Go through the listing beneath this task and return every line that carries the string "color".

Given data:
━━━━━━
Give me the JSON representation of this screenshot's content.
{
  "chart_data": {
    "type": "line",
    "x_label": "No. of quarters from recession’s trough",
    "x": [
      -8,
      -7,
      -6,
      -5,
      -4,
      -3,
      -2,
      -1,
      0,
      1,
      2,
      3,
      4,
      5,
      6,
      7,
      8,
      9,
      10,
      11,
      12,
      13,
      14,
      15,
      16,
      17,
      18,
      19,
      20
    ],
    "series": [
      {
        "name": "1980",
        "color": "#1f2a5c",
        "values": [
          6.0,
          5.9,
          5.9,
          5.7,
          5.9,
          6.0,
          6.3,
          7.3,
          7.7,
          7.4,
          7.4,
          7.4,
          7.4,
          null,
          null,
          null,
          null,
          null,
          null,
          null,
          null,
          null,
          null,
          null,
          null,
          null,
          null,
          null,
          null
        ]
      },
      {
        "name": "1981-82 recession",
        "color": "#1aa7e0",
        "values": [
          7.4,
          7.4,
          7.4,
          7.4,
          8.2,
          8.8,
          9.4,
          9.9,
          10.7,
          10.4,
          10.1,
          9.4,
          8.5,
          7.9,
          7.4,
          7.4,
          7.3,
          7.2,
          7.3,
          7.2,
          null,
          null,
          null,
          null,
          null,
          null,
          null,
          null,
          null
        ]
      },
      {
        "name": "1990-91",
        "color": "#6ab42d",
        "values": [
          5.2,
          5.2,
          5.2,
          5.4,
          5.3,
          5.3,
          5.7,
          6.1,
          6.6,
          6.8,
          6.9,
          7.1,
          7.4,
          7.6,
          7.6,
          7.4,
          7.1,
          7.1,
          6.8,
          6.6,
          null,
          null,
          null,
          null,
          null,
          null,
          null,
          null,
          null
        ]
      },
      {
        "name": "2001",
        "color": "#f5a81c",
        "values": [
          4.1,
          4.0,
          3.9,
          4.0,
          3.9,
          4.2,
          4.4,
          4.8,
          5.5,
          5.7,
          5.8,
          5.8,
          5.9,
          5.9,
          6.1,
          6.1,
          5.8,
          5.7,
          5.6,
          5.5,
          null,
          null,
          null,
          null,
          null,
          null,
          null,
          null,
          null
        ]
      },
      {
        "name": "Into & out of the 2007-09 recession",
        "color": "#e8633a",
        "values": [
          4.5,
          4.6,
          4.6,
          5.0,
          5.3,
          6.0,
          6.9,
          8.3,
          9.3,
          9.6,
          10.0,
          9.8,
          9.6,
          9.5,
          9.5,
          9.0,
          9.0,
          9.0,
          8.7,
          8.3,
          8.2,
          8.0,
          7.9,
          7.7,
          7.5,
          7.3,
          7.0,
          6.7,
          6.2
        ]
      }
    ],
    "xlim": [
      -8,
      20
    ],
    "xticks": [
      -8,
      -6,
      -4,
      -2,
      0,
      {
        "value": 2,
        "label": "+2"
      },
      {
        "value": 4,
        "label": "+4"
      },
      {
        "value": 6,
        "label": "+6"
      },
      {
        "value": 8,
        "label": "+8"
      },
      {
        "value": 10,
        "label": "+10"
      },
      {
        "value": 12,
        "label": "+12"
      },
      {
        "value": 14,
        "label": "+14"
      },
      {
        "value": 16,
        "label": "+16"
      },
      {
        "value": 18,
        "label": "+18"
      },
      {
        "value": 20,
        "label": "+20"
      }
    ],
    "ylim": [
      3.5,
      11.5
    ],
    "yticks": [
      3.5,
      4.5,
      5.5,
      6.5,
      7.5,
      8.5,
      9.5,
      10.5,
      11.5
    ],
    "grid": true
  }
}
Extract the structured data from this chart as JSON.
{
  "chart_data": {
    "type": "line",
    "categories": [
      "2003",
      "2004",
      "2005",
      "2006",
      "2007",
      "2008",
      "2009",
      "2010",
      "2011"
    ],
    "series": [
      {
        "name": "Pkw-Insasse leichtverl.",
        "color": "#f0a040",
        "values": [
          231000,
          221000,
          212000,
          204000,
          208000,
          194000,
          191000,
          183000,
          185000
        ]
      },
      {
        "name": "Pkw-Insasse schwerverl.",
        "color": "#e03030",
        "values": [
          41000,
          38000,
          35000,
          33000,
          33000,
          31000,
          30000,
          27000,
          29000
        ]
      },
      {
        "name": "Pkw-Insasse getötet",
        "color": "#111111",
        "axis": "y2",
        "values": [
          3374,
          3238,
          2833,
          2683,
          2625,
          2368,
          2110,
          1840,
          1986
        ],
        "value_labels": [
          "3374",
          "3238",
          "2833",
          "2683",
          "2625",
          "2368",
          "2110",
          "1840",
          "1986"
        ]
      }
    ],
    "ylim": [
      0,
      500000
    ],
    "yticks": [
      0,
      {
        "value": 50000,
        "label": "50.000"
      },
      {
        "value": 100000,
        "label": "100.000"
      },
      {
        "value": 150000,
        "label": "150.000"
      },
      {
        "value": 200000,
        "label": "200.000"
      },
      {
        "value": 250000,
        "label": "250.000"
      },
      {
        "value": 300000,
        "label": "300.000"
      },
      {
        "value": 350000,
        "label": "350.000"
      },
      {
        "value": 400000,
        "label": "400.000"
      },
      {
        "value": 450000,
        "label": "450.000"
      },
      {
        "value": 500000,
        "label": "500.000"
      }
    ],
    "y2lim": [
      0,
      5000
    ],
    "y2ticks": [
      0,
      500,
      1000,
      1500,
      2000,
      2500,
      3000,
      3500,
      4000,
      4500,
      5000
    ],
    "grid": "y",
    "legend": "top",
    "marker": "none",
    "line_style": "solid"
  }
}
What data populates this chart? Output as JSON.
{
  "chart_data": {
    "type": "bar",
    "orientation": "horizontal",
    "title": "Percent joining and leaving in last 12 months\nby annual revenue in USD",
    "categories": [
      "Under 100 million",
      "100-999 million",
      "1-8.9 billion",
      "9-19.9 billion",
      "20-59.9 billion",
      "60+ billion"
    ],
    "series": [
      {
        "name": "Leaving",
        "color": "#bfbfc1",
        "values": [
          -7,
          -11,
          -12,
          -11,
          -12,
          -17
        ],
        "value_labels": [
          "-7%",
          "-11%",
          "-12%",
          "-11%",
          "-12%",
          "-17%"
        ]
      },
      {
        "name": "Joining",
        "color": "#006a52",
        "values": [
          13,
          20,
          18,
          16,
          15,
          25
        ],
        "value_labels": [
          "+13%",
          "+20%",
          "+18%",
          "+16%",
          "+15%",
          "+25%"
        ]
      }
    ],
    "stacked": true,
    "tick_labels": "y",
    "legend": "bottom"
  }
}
━━━━━━
Result of the task:
        "color": "#1f2a5c",
        "color": "#1aa7e0",
        "color": "#6ab42d",
        "color": "#f5a81c",
        "color": "#e8633a",
        "color": "#f0a040",
        "color": "#e03030",
        "color": "#111111",
        "color": "#bfbfc1",
        "color": "#006a52",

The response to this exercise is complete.